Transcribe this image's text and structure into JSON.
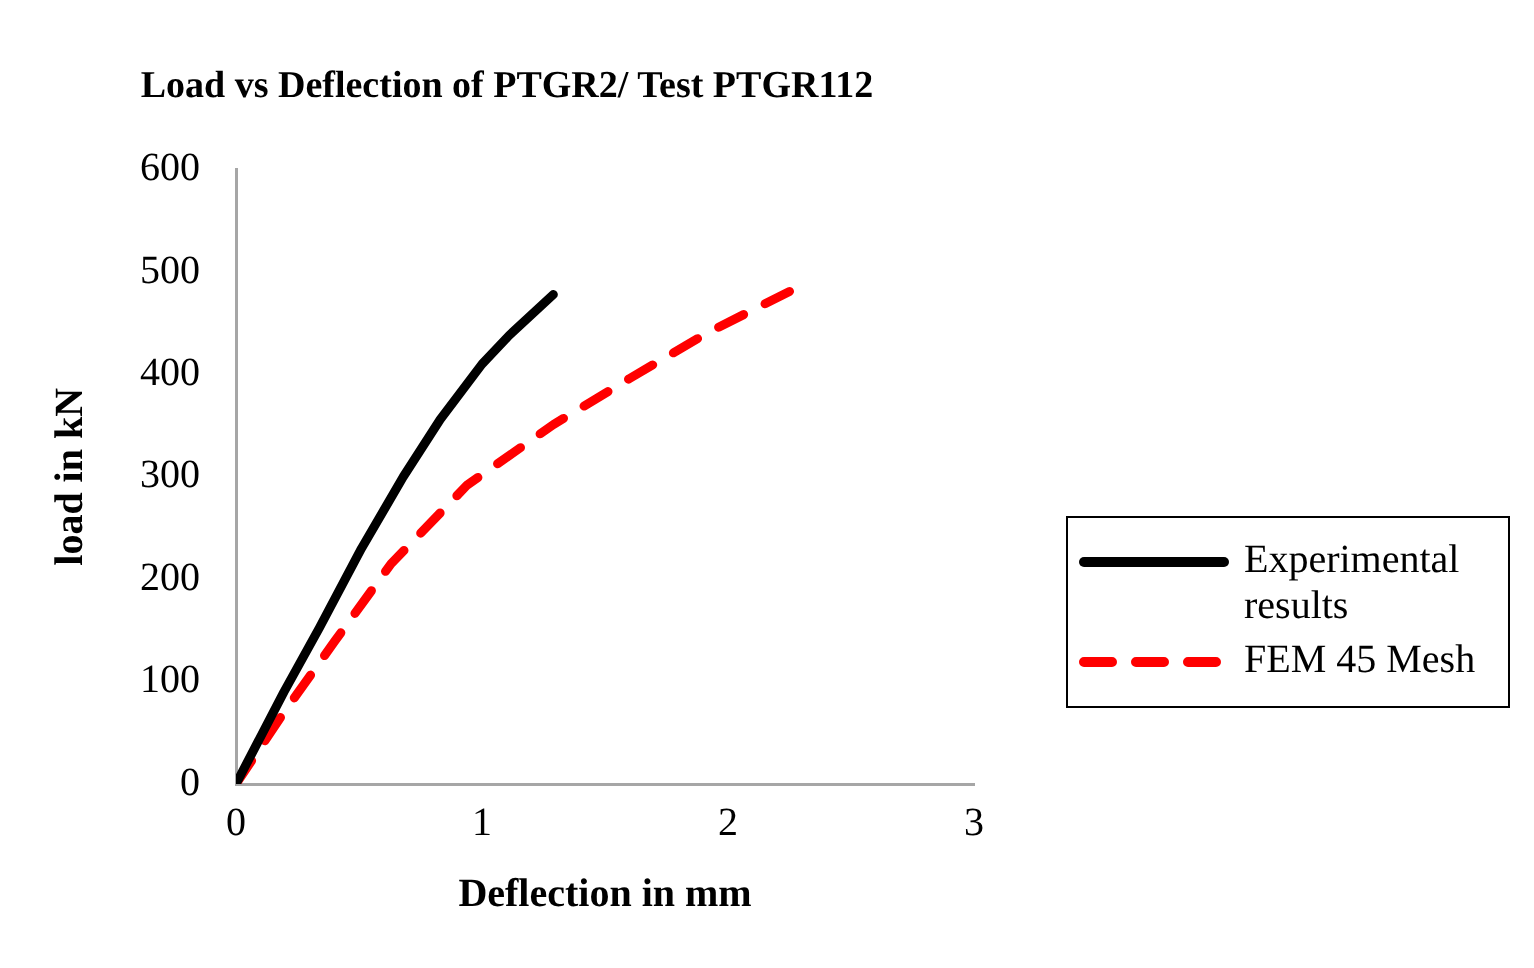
{
  "chart_data": {
    "type": "line",
    "title": "Load vs Deflection of PTGR2/ Test PTGR112",
    "xlabel": "Deflection in mm",
    "ylabel": "load in kN",
    "xlim": [
      0,
      3
    ],
    "xticks": [
      0,
      1,
      2,
      3
    ],
    "ylim": [
      0,
      600
    ],
    "yticks": [
      0,
      100,
      200,
      300,
      400,
      500,
      600
    ],
    "grid": false,
    "legend": "right",
    "marker": "none",
    "series": [
      {
        "name": "Experimental results",
        "color": "#000000",
        "line_style": "solid",
        "x": [
          0,
          0.195,
          0.34,
          0.51,
          0.68,
          0.83,
          1.0,
          1.11,
          1.29
        ],
        "values": [
          0,
          90,
          153,
          230,
          300,
          356,
          410,
          438,
          478
        ]
      },
      {
        "name": "FEM 45 Mesh",
        "color": "#ff0000",
        "line_style": "dashed",
        "x": [
          0,
          0.195,
          0.4,
          0.63,
          0.94,
          1.29,
          1.6,
          1.92,
          2.25
        ],
        "values": [
          0,
          70,
          139,
          215,
          292,
          351,
          396,
          441,
          481
        ]
      }
    ]
  }
}
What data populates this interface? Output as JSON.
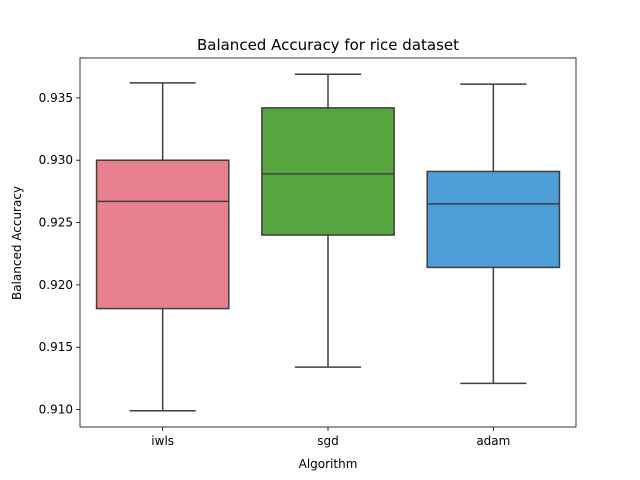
{
  "chart_data": {
    "type": "box",
    "title": "Balanced Accuracy for rice dataset",
    "xlabel": "Algorithm",
    "ylabel": "Balanced Accuracy",
    "ylim": [
      0.9086,
      0.9382
    ],
    "yticks": [
      0.91,
      0.915,
      0.92,
      0.925,
      0.93,
      0.935
    ],
    "ytick_labels": [
      "0.910",
      "0.915",
      "0.920",
      "0.925",
      "0.930",
      "0.935"
    ],
    "grid": false,
    "categories": [
      "iwls",
      "sgd",
      "adam"
    ],
    "boxes": [
      {
        "category": "iwls",
        "whisker_low": 0.9099,
        "q1": 0.9181,
        "median": 0.9267,
        "q3": 0.93,
        "whisker_high": 0.9362,
        "color": "#e8808f"
      },
      {
        "category": "sgd",
        "whisker_low": 0.9134,
        "q1": 0.924,
        "median": 0.9289,
        "q3": 0.9342,
        "whisker_high": 0.9369,
        "color": "#57a53f"
      },
      {
        "category": "adam",
        "whisker_low": 0.9121,
        "q1": 0.9214,
        "median": 0.9265,
        "q3": 0.9291,
        "whisker_high": 0.9361,
        "color": "#4e9fd8"
      }
    ]
  }
}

■ GIVEN TASK ■
Give back, word for word, the lines from the line that contains "What data populates" through the last line of the records, with no pictures and nothing else.

■ FINAL RESULT ■
What data populates this interface? Output as JSON.
{
  "chart_data": {
    "type": "box",
    "title": "Balanced Accuracy for rice dataset",
    "xlabel": "Algorithm",
    "ylabel": "Balanced Accuracy",
    "ylim": [
      0.9086,
      0.9382
    ],
    "yticks": [
      0.91,
      0.915,
      0.92,
      0.925,
      0.93,
      0.935
    ],
    "ytick_labels": [
      "0.910",
      "0.915",
      "0.920",
      "0.925",
      "0.930",
      "0.935"
    ],
    "grid": false,
    "categories": [
      "iwls",
      "sgd",
      "adam"
    ],
    "boxes": [
      {
        "category": "iwls",
        "whisker_low": 0.9099,
        "q1": 0.9181,
        "median": 0.9267,
        "q3": 0.93,
        "whisker_high": 0.9362,
        "color": "#e8808f"
      },
      {
        "category": "sgd",
        "whisker_low": 0.9134,
        "q1": 0.924,
        "median": 0.9289,
        "q3": 0.9342,
        "whisker_high": 0.9369,
        "color": "#57a53f"
      },
      {
        "category": "adam",
        "whisker_low": 0.9121,
        "q1": 0.9214,
        "median": 0.9265,
        "q3": 0.9291,
        "whisker_high": 0.9361,
        "color": "#4e9fd8"
      }
    ]
  }
}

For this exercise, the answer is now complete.